- [DESCRIPTION OF THE TASK] Drop every picture, then transcribe the remaining data exactly.

- [LISTING]

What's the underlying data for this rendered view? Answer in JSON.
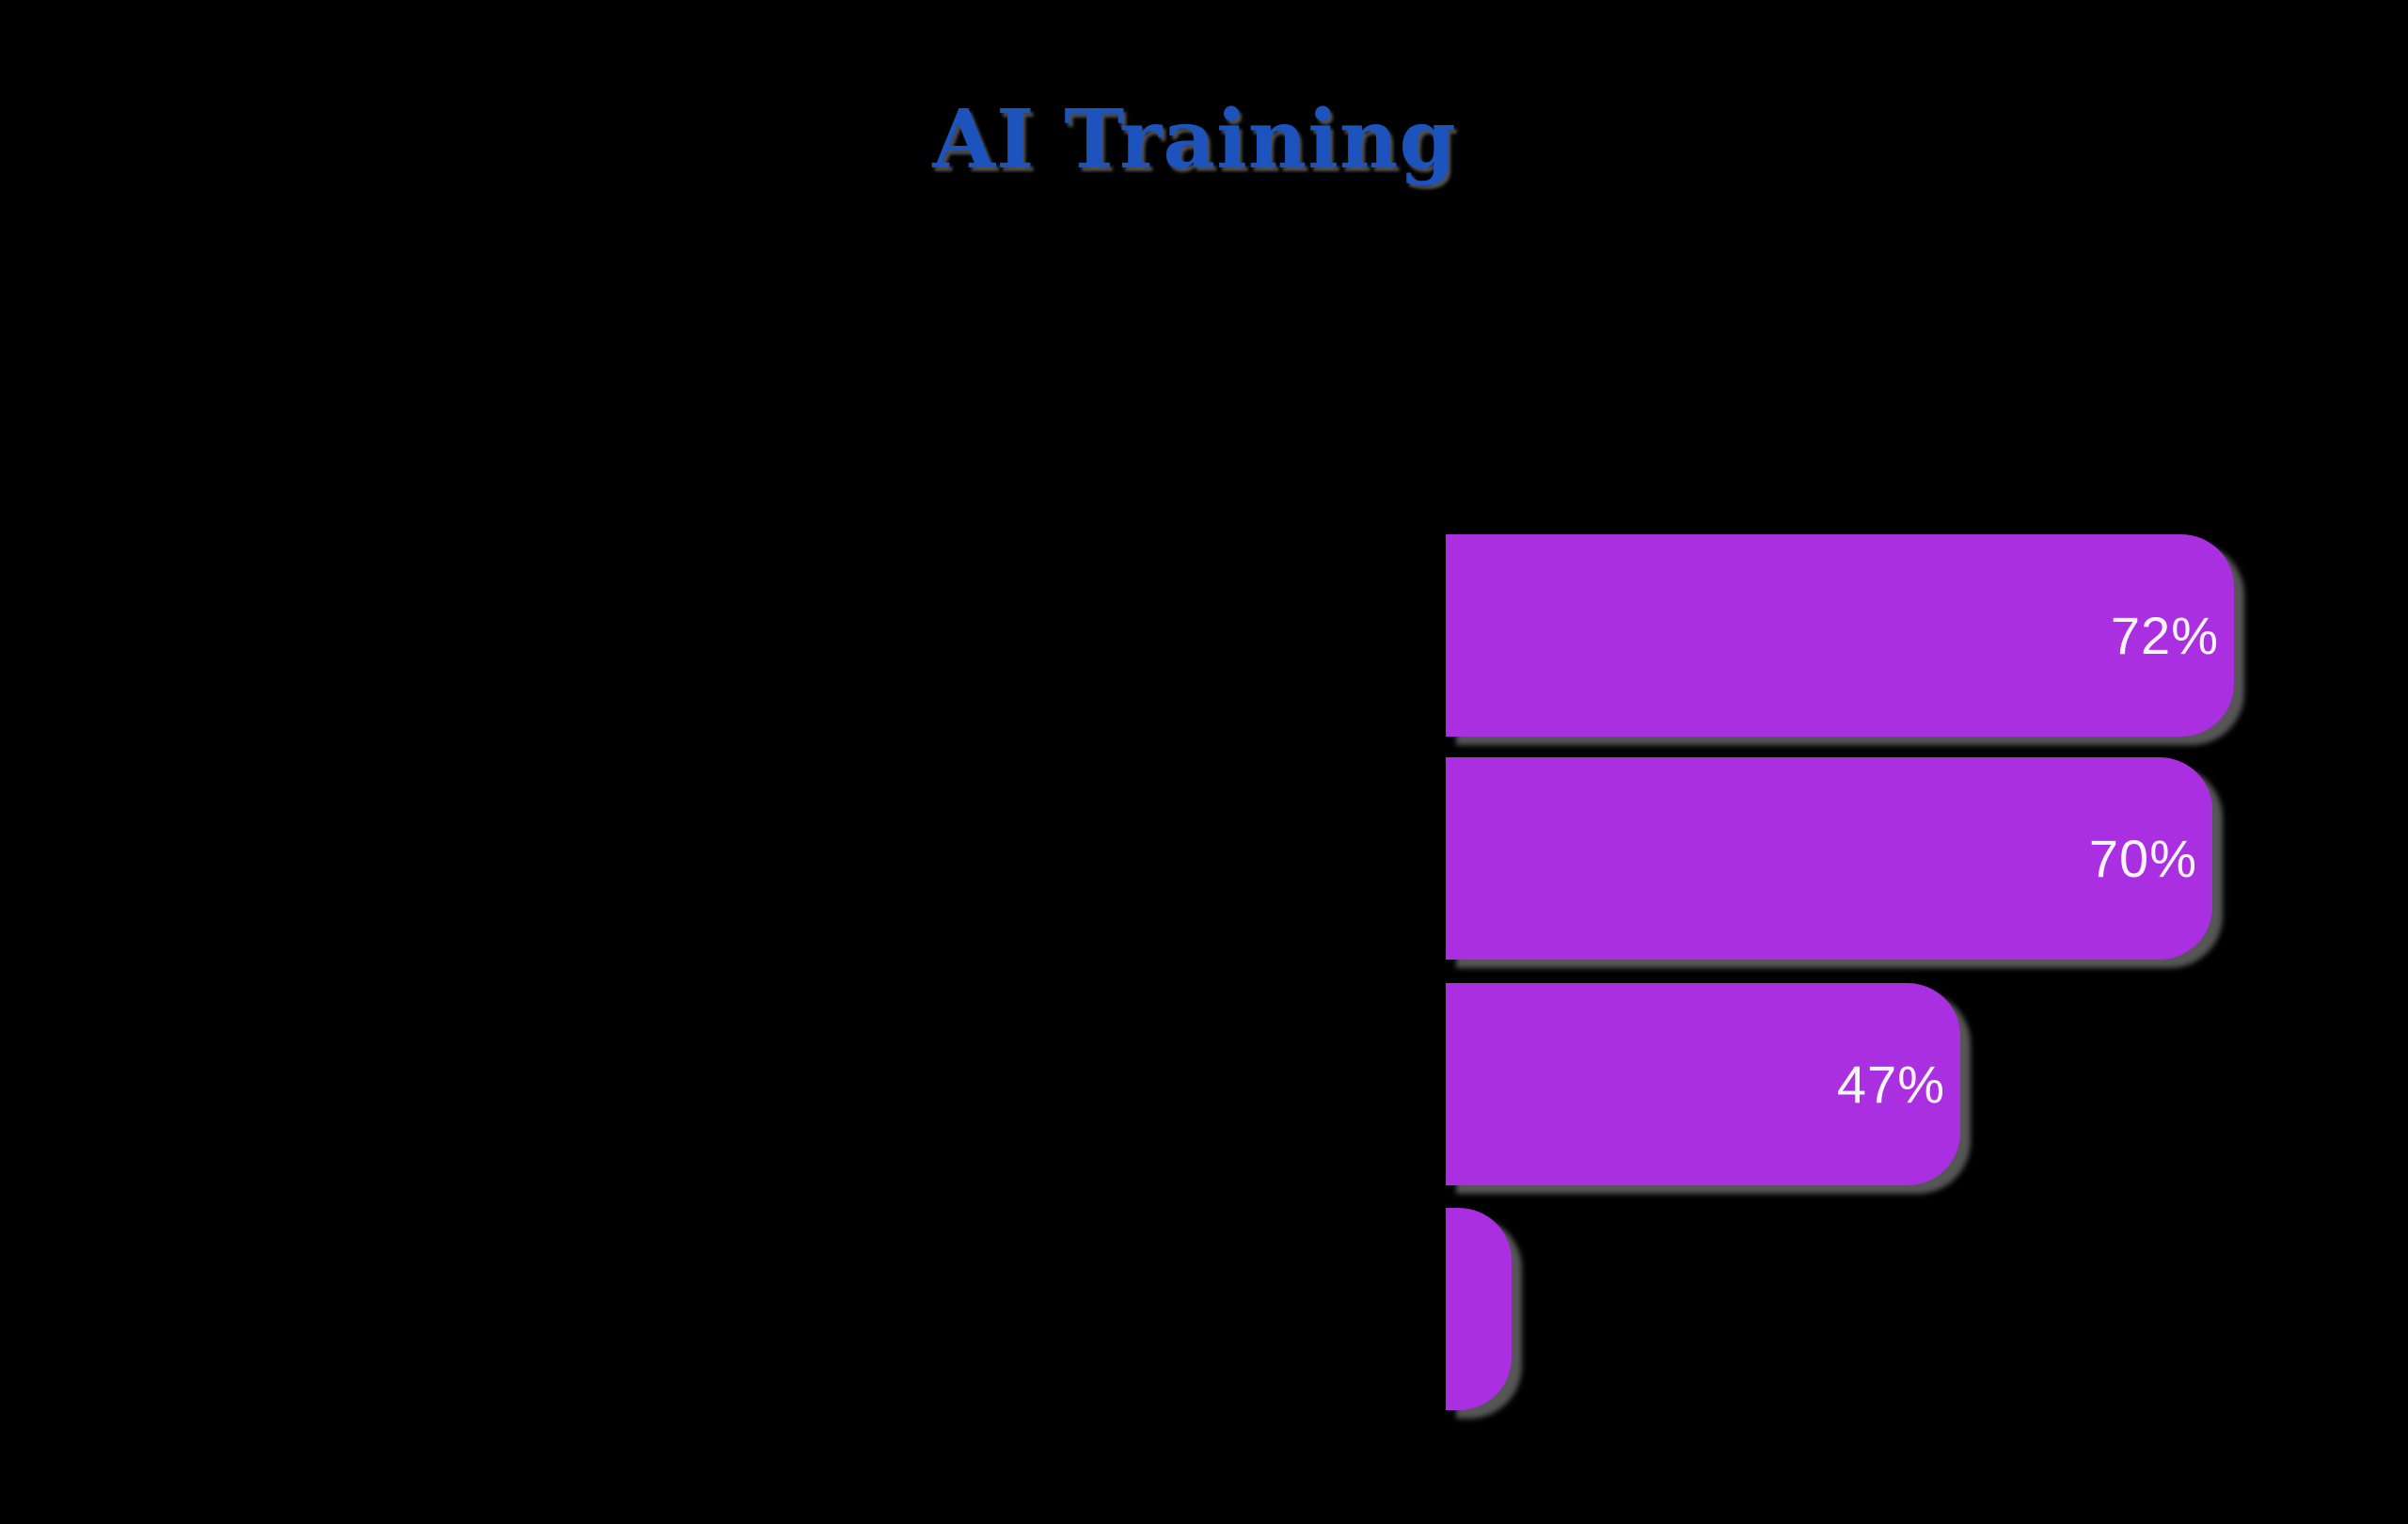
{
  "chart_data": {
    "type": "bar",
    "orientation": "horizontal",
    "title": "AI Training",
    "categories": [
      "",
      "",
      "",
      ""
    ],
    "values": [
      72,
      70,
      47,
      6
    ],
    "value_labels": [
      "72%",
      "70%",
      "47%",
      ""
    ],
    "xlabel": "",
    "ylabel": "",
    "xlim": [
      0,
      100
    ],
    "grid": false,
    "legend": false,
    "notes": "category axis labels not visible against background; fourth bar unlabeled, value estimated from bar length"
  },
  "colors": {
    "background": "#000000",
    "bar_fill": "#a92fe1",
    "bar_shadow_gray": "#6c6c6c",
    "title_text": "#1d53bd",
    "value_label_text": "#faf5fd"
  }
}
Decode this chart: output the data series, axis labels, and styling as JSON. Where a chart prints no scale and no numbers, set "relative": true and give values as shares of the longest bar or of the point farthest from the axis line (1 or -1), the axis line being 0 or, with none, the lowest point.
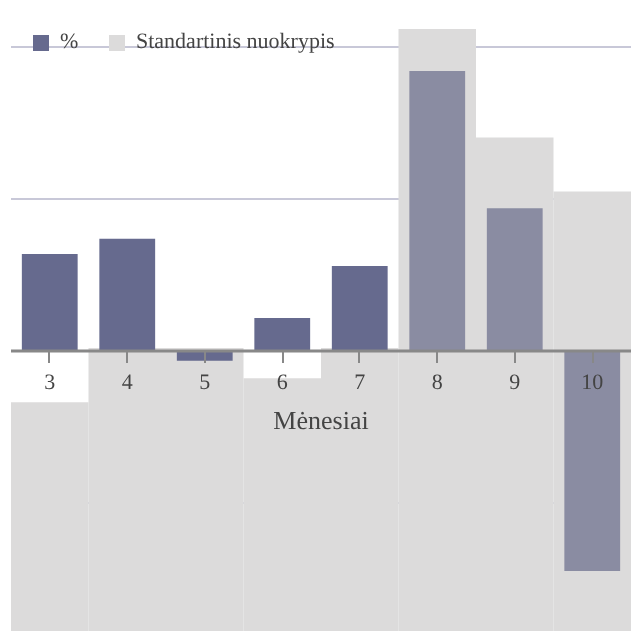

- [WRITTEN SOLUTION]
What's the underlying data for this rendered view? Answer in JSON.
{
  "chart_data": {
    "type": "bar",
    "orientation": "horizontal",
    "title": "AI Training",
    "categories": [
      "",
      "",
      "",
      ""
    ],
    "values": [
      72,
      70,
      47,
      6
    ],
    "value_labels": [
      "72%",
      "70%",
      "47%",
      ""
    ],
    "xlabel": "",
    "ylabel": "",
    "xlim": [
      0,
      100
    ],
    "grid": false,
    "legend": false,
    "notes": "category axis labels not visible against background; fourth bar unlabeled, value estimated from bar length"
  },
  "colors": {
    "background": "#000000",
    "bar_fill": "#a92fe1",
    "bar_shadow_gray": "#6c6c6c",
    "title_text": "#1d53bd",
    "value_label_text": "#faf5fd"
  }
}
Decode this chart: output the data series, axis labels, and styling as JSON. Where a chart prints no scale and no numbers, set "relative": true and give values as shares of the longest bar or of the point farthest from the axis line (1 or -1), the axis line being 0 or, with none, the lowest point.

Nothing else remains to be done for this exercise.